# GIVEN EXERCISE
Copy all of the records below verbatim.

# SUPPLIED RECORDS

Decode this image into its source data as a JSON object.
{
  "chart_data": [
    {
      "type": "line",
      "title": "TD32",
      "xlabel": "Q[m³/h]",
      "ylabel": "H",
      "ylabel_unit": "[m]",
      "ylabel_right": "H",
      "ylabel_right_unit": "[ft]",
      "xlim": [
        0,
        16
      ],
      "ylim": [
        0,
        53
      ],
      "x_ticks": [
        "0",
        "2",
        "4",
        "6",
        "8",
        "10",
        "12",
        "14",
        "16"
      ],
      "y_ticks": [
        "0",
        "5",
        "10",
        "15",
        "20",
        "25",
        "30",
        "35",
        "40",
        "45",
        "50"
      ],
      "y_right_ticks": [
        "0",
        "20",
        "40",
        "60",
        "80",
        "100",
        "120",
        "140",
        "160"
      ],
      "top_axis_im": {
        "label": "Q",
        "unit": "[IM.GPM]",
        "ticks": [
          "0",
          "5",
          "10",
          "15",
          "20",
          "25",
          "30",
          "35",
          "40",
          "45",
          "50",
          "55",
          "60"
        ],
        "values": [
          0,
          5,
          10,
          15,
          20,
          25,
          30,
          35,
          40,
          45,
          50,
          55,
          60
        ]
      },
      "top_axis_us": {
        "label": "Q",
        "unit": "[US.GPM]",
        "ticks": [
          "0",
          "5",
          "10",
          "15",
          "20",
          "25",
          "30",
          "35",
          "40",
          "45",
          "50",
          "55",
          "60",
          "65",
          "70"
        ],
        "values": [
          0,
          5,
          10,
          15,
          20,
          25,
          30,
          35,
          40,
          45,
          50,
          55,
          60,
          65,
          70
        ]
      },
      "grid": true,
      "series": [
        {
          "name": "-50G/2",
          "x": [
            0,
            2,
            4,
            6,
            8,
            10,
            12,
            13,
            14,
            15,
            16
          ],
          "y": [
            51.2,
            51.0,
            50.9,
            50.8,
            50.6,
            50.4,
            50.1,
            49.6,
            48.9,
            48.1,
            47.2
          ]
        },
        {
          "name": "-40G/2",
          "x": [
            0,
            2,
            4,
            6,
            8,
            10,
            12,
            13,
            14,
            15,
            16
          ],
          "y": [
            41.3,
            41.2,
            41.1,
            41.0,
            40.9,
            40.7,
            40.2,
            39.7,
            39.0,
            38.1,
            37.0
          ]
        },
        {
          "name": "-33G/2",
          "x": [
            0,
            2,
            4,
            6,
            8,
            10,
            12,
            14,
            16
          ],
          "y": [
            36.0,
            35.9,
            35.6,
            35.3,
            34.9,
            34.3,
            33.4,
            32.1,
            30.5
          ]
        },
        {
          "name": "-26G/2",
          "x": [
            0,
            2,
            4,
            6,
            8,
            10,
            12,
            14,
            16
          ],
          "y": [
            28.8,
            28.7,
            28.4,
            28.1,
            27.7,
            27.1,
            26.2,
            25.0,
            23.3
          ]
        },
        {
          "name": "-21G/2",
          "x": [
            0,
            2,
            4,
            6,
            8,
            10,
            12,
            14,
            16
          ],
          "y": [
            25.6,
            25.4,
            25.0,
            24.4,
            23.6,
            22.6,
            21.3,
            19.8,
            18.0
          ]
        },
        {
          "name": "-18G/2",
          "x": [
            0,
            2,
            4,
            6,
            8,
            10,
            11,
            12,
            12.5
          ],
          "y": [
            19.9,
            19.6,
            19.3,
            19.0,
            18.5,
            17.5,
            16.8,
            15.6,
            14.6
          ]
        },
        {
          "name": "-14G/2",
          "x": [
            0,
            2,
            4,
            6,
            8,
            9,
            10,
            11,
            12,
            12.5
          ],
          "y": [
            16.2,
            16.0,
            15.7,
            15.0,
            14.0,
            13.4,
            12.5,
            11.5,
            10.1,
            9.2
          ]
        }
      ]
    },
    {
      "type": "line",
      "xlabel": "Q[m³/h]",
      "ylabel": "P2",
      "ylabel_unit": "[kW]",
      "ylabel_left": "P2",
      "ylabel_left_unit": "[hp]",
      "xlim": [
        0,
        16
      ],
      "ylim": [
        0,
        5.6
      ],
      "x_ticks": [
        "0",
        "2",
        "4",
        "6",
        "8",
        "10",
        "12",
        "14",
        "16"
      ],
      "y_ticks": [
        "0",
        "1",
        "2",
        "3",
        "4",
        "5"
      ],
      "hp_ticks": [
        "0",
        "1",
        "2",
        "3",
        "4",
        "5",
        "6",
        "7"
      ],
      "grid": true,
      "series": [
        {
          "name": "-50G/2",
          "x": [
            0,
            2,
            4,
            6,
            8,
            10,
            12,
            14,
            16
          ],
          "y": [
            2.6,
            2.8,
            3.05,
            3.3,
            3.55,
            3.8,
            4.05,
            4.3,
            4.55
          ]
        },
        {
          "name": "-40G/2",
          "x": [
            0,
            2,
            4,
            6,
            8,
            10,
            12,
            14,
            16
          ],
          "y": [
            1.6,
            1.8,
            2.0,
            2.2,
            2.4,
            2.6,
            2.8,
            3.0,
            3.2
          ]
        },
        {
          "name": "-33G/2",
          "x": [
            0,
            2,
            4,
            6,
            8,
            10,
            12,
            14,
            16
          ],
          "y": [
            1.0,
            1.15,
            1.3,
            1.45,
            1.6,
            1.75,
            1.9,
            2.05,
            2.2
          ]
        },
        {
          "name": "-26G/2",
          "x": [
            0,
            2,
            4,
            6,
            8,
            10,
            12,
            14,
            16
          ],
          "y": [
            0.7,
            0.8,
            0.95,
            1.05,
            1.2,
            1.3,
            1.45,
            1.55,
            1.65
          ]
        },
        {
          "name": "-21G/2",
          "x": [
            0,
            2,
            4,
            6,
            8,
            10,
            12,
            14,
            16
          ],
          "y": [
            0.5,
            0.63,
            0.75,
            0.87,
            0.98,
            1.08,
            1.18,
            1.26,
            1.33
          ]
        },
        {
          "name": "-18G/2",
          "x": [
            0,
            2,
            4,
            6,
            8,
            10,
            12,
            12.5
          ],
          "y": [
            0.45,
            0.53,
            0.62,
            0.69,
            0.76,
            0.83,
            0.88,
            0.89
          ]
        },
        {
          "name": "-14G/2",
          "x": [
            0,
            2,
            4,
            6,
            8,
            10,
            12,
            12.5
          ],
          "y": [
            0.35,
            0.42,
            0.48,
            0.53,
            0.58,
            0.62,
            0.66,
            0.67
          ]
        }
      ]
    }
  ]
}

# OUTPUT OF THE TASK
Decode this image into its source data as a JSON object.
{
  "chart_data": [
    {
      "type": "line",
      "title": "TD32",
      "xlabel": "Q[m³/h]",
      "ylabel": "H",
      "ylabel_unit": "[m]",
      "ylabel_right": "H",
      "ylabel_right_unit": "[ft]",
      "xlim": [
        0,
        16
      ],
      "ylim": [
        0,
        53
      ],
      "x_ticks": [
        "0",
        "2",
        "4",
        "6",
        "8",
        "10",
        "12",
        "14",
        "16"
      ],
      "y_ticks": [
        "0",
        "5",
        "10",
        "15",
        "20",
        "25",
        "30",
        "35",
        "40",
        "45",
        "50"
      ],
      "y_right_ticks": [
        "0",
        "20",
        "40",
        "60",
        "80",
        "100",
        "120",
        "140",
        "160"
      ],
      "top_axis_im": {
        "label": "Q",
        "unit": "[IM.GPM]",
        "ticks": [
          "0",
          "5",
          "10",
          "15",
          "20",
          "25",
          "30",
          "35",
          "40",
          "45",
          "50",
          "55",
          "60"
        ],
        "values": [
          0,
          5,
          10,
          15,
          20,
          25,
          30,
          35,
          40,
          45,
          50,
          55,
          60
        ]
      },
      "top_axis_us": {
        "label": "Q",
        "unit": "[US.GPM]",
        "ticks": [
          "0",
          "5",
          "10",
          "15",
          "20",
          "25",
          "30",
          "35",
          "40",
          "45",
          "50",
          "55",
          "60",
          "65",
          "70"
        ],
        "values": [
          0,
          5,
          10,
          15,
          20,
          25,
          30,
          35,
          40,
          45,
          50,
          55,
          60,
          65,
          70
        ]
      },
      "grid": true,
      "series": [
        {
          "name": "-50G/2",
          "x": [
            0,
            2,
            4,
            6,
            8,
            10,
            12,
            13,
            14,
            15,
            16
          ],
          "y": [
            51.2,
            51.0,
            50.9,
            50.8,
            50.6,
            50.4,
            50.1,
            49.6,
            48.9,
            48.1,
            47.2
          ]
        },
        {
          "name": "-40G/2",
          "x": [
            0,
            2,
            4,
            6,
            8,
            10,
            12,
            13,
            14,
            15,
            16
          ],
          "y": [
            41.3,
            41.2,
            41.1,
            41.0,
            40.9,
            40.7,
            40.2,
            39.7,
            39.0,
            38.1,
            37.0
          ]
        },
        {
          "name": "-33G/2",
          "x": [
            0,
            2,
            4,
            6,
            8,
            10,
            12,
            14,
            16
          ],
          "y": [
            36.0,
            35.9,
            35.6,
            35.3,
            34.9,
            34.3,
            33.4,
            32.1,
            30.5
          ]
        },
        {
          "name": "-26G/2",
          "x": [
            0,
            2,
            4,
            6,
            8,
            10,
            12,
            14,
            16
          ],
          "y": [
            28.8,
            28.7,
            28.4,
            28.1,
            27.7,
            27.1,
            26.2,
            25.0,
            23.3
          ]
        },
        {
          "name": "-21G/2",
          "x": [
            0,
            2,
            4,
            6,
            8,
            10,
            12,
            14,
            16
          ],
          "y": [
            25.6,
            25.4,
            25.0,
            24.4,
            23.6,
            22.6,
            21.3,
            19.8,
            18.0
          ]
        },
        {
          "name": "-18G/2",
          "x": [
            0,
            2,
            4,
            6,
            8,
            10,
            11,
            12,
            12.5
          ],
          "y": [
            19.9,
            19.6,
            19.3,
            19.0,
            18.5,
            17.5,
            16.8,
            15.6,
            14.6
          ]
        },
        {
          "name": "-14G/2",
          "x": [
            0,
            2,
            4,
            6,
            8,
            9,
            10,
            11,
            12,
            12.5
          ],
          "y": [
            16.2,
            16.0,
            15.7,
            15.0,
            14.0,
            13.4,
            12.5,
            11.5,
            10.1,
            9.2
          ]
        }
      ]
    },
    {
      "type": "line",
      "xlabel": "Q[m³/h]",
      "ylabel": "P2",
      "ylabel_unit": "[kW]",
      "ylabel_left": "P2",
      "ylabel_left_unit": "[hp]",
      "xlim": [
        0,
        16
      ],
      "ylim": [
        0,
        5.6
      ],
      "x_ticks": [
        "0",
        "2",
        "4",
        "6",
        "8",
        "10",
        "12",
        "14",
        "16"
      ],
      "y_ticks": [
        "0",
        "1",
        "2",
        "3",
        "4",
        "5"
      ],
      "hp_ticks": [
        "0",
        "1",
        "2",
        "3",
        "4",
        "5",
        "6",
        "7"
      ],
      "grid": true,
      "series": [
        {
          "name": "-50G/2",
          "x": [
            0,
            2,
            4,
            6,
            8,
            10,
            12,
            14,
            16
          ],
          "y": [
            2.6,
            2.8,
            3.05,
            3.3,
            3.55,
            3.8,
            4.05,
            4.3,
            4.55
          ]
        },
        {
          "name": "-40G/2",
          "x": [
            0,
            2,
            4,
            6,
            8,
            10,
            12,
            14,
            16
          ],
          "y": [
            1.6,
            1.8,
            2.0,
            2.2,
            2.4,
            2.6,
            2.8,
            3.0,
            3.2
          ]
        },
        {
          "name": "-33G/2",
          "x": [
            0,
            2,
            4,
            6,
            8,
            10,
            12,
            14,
            16
          ],
          "y": [
            1.0,
            1.15,
            1.3,
            1.45,
            1.6,
            1.75,
            1.9,
            2.05,
            2.2
          ]
        },
        {
          "name": "-26G/2",
          "x": [
            0,
            2,
            4,
            6,
            8,
            10,
            12,
            14,
            16
          ],
          "y": [
            0.7,
            0.8,
            0.95,
            1.05,
            1.2,
            1.3,
            1.45,
            1.55,
            1.65
          ]
        },
        {
          "name": "-21G/2",
          "x": [
            0,
            2,
            4,
            6,
            8,
            10,
            12,
            14,
            16
          ],
          "y": [
            0.5,
            0.63,
            0.75,
            0.87,
            0.98,
            1.08,
            1.18,
            1.26,
            1.33
          ]
        },
        {
          "name": "-18G/2",
          "x": [
            0,
            2,
            4,
            6,
            8,
            10,
            12,
            12.5
          ],
          "y": [
            0.45,
            0.53,
            0.62,
            0.69,
            0.76,
            0.83,
            0.88,
            0.89
          ]
        },
        {
          "name": "-14G/2",
          "x": [
            0,
            2,
            4,
            6,
            8,
            10,
            12,
            12.5
          ],
          "y": [
            0.35,
            0.42,
            0.48,
            0.53,
            0.58,
            0.62,
            0.66,
            0.67
          ]
        }
      ]
    }
  ]
}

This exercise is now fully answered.